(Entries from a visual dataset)
-- -- --

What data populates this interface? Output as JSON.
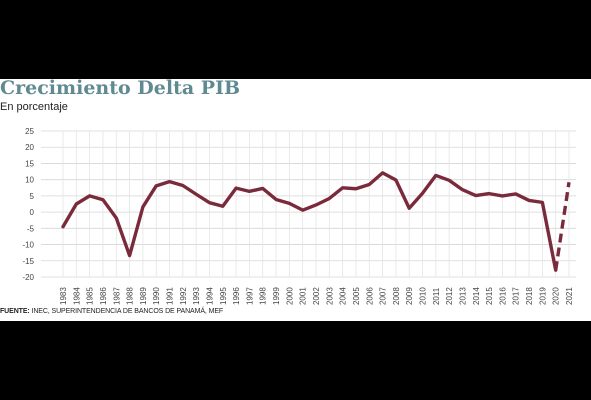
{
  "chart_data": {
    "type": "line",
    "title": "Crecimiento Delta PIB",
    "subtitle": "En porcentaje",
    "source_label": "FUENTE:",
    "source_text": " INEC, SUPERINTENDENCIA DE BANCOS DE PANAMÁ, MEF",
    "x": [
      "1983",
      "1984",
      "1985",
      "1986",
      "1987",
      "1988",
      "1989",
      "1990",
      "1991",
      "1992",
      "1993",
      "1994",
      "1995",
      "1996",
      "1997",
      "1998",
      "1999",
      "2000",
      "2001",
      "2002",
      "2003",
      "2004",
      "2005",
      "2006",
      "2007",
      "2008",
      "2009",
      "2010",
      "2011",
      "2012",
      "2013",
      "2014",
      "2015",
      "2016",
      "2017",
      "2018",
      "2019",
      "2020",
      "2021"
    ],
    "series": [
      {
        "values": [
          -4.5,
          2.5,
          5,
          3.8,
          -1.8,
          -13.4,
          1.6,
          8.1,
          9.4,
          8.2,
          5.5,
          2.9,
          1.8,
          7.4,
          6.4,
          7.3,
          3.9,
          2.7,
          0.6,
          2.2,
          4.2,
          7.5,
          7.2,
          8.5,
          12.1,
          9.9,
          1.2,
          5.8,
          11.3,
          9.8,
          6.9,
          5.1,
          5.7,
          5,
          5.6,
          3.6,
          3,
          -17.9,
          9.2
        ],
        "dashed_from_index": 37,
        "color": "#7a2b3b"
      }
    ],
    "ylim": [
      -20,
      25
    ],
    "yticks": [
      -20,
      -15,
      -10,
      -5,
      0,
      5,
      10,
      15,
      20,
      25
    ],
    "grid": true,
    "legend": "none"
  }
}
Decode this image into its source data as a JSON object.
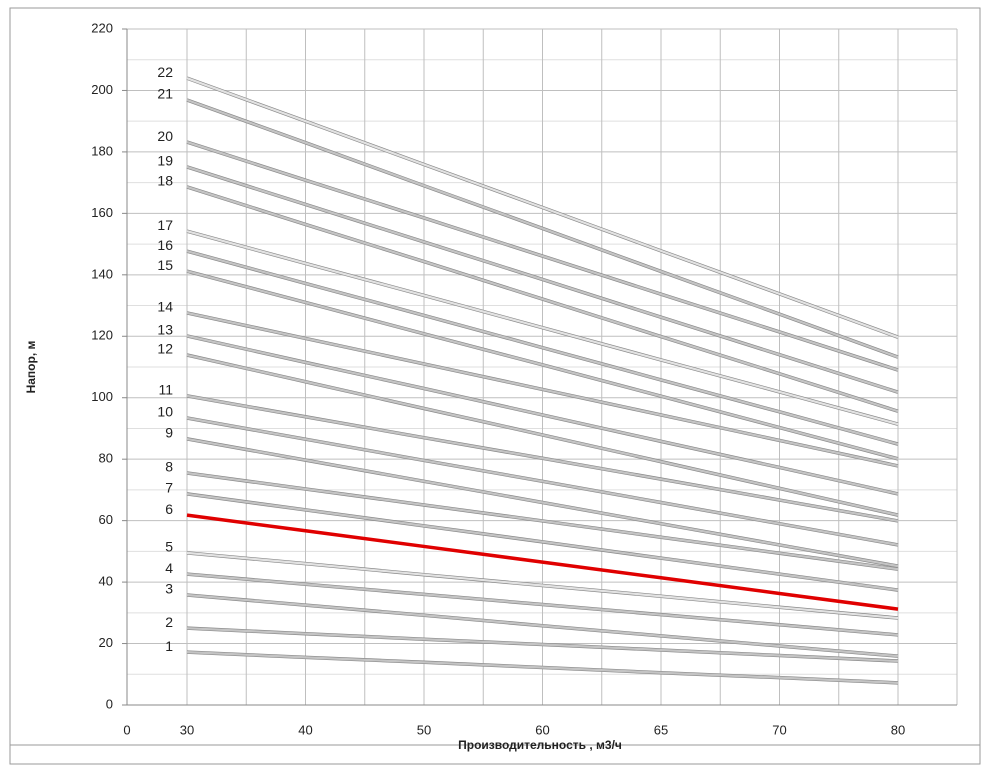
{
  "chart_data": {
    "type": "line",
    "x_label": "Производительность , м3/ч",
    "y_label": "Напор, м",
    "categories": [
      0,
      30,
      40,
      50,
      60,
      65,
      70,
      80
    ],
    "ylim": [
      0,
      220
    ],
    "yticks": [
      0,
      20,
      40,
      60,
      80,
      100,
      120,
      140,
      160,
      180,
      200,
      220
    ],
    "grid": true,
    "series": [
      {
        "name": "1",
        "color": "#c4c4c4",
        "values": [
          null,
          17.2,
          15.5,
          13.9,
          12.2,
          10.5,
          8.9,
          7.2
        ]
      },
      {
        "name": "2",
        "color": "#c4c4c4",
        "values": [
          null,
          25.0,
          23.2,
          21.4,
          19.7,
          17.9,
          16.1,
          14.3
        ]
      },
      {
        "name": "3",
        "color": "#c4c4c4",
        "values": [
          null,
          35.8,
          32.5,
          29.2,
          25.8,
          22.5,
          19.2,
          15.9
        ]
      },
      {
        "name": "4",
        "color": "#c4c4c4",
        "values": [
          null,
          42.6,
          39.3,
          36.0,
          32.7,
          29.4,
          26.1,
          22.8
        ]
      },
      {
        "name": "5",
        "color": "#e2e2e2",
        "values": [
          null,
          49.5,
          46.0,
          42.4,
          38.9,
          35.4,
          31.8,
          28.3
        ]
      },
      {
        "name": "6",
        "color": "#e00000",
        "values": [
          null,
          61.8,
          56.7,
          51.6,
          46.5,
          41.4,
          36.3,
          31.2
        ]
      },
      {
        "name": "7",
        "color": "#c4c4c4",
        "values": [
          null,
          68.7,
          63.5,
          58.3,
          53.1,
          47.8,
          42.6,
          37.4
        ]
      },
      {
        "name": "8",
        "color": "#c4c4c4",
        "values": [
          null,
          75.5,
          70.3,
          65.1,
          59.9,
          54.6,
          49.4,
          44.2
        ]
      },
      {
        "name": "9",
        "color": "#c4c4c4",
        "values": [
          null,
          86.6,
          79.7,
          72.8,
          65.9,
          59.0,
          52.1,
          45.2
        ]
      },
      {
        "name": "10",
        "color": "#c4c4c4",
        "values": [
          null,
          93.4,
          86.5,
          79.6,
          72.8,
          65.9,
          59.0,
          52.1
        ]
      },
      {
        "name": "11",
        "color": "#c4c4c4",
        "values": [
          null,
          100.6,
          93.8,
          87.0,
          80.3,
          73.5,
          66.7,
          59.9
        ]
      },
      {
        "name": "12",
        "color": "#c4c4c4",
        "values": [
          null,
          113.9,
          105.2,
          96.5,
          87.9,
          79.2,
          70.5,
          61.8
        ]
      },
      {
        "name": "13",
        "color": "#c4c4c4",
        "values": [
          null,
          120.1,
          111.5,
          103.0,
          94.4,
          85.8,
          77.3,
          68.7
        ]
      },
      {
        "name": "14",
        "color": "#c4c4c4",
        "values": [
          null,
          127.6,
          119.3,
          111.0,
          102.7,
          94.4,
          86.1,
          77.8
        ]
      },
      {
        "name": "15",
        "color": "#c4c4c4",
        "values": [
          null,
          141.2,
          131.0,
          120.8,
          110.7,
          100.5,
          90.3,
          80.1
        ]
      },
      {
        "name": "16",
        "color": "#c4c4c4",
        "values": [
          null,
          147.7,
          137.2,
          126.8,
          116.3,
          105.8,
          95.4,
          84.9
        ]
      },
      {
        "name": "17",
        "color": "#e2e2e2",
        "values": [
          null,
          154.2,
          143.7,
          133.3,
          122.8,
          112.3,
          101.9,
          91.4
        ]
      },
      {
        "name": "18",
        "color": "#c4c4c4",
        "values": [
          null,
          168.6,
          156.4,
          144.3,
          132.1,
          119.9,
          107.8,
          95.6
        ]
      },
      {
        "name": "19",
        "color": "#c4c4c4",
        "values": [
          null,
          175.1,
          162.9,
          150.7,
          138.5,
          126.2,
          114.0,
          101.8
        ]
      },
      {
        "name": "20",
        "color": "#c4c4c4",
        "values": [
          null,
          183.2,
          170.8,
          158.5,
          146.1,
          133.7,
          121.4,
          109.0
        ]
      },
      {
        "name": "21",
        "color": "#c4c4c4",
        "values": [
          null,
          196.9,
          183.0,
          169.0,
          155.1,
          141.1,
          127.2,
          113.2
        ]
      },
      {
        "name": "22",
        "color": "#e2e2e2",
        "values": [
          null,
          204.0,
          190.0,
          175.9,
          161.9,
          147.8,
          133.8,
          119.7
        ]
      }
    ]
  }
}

-- -- --

_Given request_
Reproduce the entries above without change, omitting all pictures.

_Task result_
What data populates this interface? Output as JSON.
{
  "chart_data": {
    "type": "line",
    "title": "Crecimiento Delta PIB",
    "subtitle": "En porcentaje",
    "source_label": "FUENTE:",
    "source_text": " INEC, SUPERINTENDENCIA DE BANCOS DE PANAMÁ, MEF",
    "x": [
      "1983",
      "1984",
      "1985",
      "1986",
      "1987",
      "1988",
      "1989",
      "1990",
      "1991",
      "1992",
      "1993",
      "1994",
      "1995",
      "1996",
      "1997",
      "1998",
      "1999",
      "2000",
      "2001",
      "2002",
      "2003",
      "2004",
      "2005",
      "2006",
      "2007",
      "2008",
      "2009",
      "2010",
      "2011",
      "2012",
      "2013",
      "2014",
      "2015",
      "2016",
      "2017",
      "2018",
      "2019",
      "2020",
      "2021"
    ],
    "series": [
      {
        "values": [
          -4.5,
          2.5,
          5,
          3.8,
          -1.8,
          -13.4,
          1.6,
          8.1,
          9.4,
          8.2,
          5.5,
          2.9,
          1.8,
          7.4,
          6.4,
          7.3,
          3.9,
          2.7,
          0.6,
          2.2,
          4.2,
          7.5,
          7.2,
          8.5,
          12.1,
          9.9,
          1.2,
          5.8,
          11.3,
          9.8,
          6.9,
          5.1,
          5.7,
          5,
          5.6,
          3.6,
          3,
          -17.9,
          9.2
        ],
        "dashed_from_index": 37,
        "color": "#7a2b3b"
      }
    ],
    "ylim": [
      -20,
      25
    ],
    "yticks": [
      -20,
      -15,
      -10,
      -5,
      0,
      5,
      10,
      15,
      20,
      25
    ],
    "grid": true,
    "legend": "none"
  }
}
Decode this image into its source data as a JSON object.
{
  "chart_data": {
    "type": "line",
    "x_label": "Производительность , м3/ч",
    "y_label": "Напор, м",
    "categories": [
      0,
      30,
      40,
      50,
      60,
      65,
      70,
      80
    ],
    "ylim": [
      0,
      220
    ],
    "yticks": [
      0,
      20,
      40,
      60,
      80,
      100,
      120,
      140,
      160,
      180,
      200,
      220
    ],
    "grid": true,
    "series": [
      {
        "name": "1",
        "color": "#c4c4c4",
        "values": [
          null,
          17.2,
          15.5,
          13.9,
          12.2,
          10.5,
          8.9,
          7.2
        ]
      },
      {
        "name": "2",
        "color": "#c4c4c4",
        "values": [
          null,
          25.0,
          23.2,
          21.4,
          19.7,
          17.9,
          16.1,
          14.3
        ]
      },
      {
        "name": "3",
        "color": "#c4c4c4",
        "values": [
          null,
          35.8,
          32.5,
          29.2,
          25.8,
          22.5,
          19.2,
          15.9
        ]
      },
      {
        "name": "4",
        "color": "#c4c4c4",
        "values": [
          null,
          42.6,
          39.3,
          36.0,
          32.7,
          29.4,
          26.1,
          22.8
        ]
      },
      {
        "name": "5",
        "color": "#e2e2e2",
        "values": [
          null,
          49.5,
          46.0,
          42.4,
          38.9,
          35.4,
          31.8,
          28.3
        ]
      },
      {
        "name": "6",
        "color": "#e00000",
        "values": [
          null,
          61.8,
          56.7,
          51.6,
          46.5,
          41.4,
          36.3,
          31.2
        ]
      },
      {
        "name": "7",
        "color": "#c4c4c4",
        "values": [
          null,
          68.7,
          63.5,
          58.3,
          53.1,
          47.8,
          42.6,
          37.4
        ]
      },
      {
        "name": "8",
        "color": "#c4c4c4",
        "values": [
          null,
          75.5,
          70.3,
          65.1,
          59.9,
          54.6,
          49.4,
          44.2
        ]
      },
      {
        "name": "9",
        "color": "#c4c4c4",
        "values": [
          null,
          86.6,
          79.7,
          72.8,
          65.9,
          59.0,
          52.1,
          45.2
        ]
      },
      {
        "name": "10",
        "color": "#c4c4c4",
        "values": [
          null,
          93.4,
          86.5,
          79.6,
          72.8,
          65.9,
          59.0,
          52.1
        ]
      },
      {
        "name": "11",
        "color": "#c4c4c4",
        "values": [
          null,
          100.6,
          93.8,
          87.0,
          80.3,
          73.5,
          66.7,
          59.9
        ]
      },
      {
        "name": "12",
        "color": "#c4c4c4",
        "values": [
          null,
          113.9,
          105.2,
          96.5,
          87.9,
          79.2,
          70.5,
          61.8
        ]
      },
      {
        "name": "13",
        "color": "#c4c4c4",
        "values": [
          null,
          120.1,
          111.5,
          103.0,
          94.4,
          85.8,
          77.3,
          68.7
        ]
      },
      {
        "name": "14",
        "color": "#c4c4c4",
        "values": [
          null,
          127.6,
          119.3,
          111.0,
          102.7,
          94.4,
          86.1,
          77.8
        ]
      },
      {
        "name": "15",
        "color": "#c4c4c4",
        "values": [
          null,
          141.2,
          131.0,
          120.8,
          110.7,
          100.5,
          90.3,
          80.1
        ]
      },
      {
        "name": "16",
        "color": "#c4c4c4",
        "values": [
          null,
          147.7,
          137.2,
          126.8,
          116.3,
          105.8,
          95.4,
          84.9
        ]
      },
      {
        "name": "17",
        "color": "#e2e2e2",
        "values": [
          null,
          154.2,
          143.7,
          133.3,
          122.8,
          112.3,
          101.9,
          91.4
        ]
      },
      {
        "name": "18",
        "color": "#c4c4c4",
        "values": [
          null,
          168.6,
          156.4,
          144.3,
          132.1,
          119.9,
          107.8,
          95.6
        ]
      },
      {
        "name": "19",
        "color": "#c4c4c4",
        "values": [
          null,
          175.1,
          162.9,
          150.7,
          138.5,
          126.2,
          114.0,
          101.8
        ]
      },
      {
        "name": "20",
        "color": "#c4c4c4",
        "values": [
          null,
          183.2,
          170.8,
          158.5,
          146.1,
          133.7,
          121.4,
          109.0
        ]
      },
      {
        "name": "21",
        "color": "#c4c4c4",
        "values": [
          null,
          196.9,
          183.0,
          169.0,
          155.1,
          141.1,
          127.2,
          113.2
        ]
      },
      {
        "name": "22",
        "color": "#e2e2e2",
        "values": [
          null,
          204.0,
          190.0,
          175.9,
          161.9,
          147.8,
          133.8,
          119.7
        ]
      }
    ]
  }
}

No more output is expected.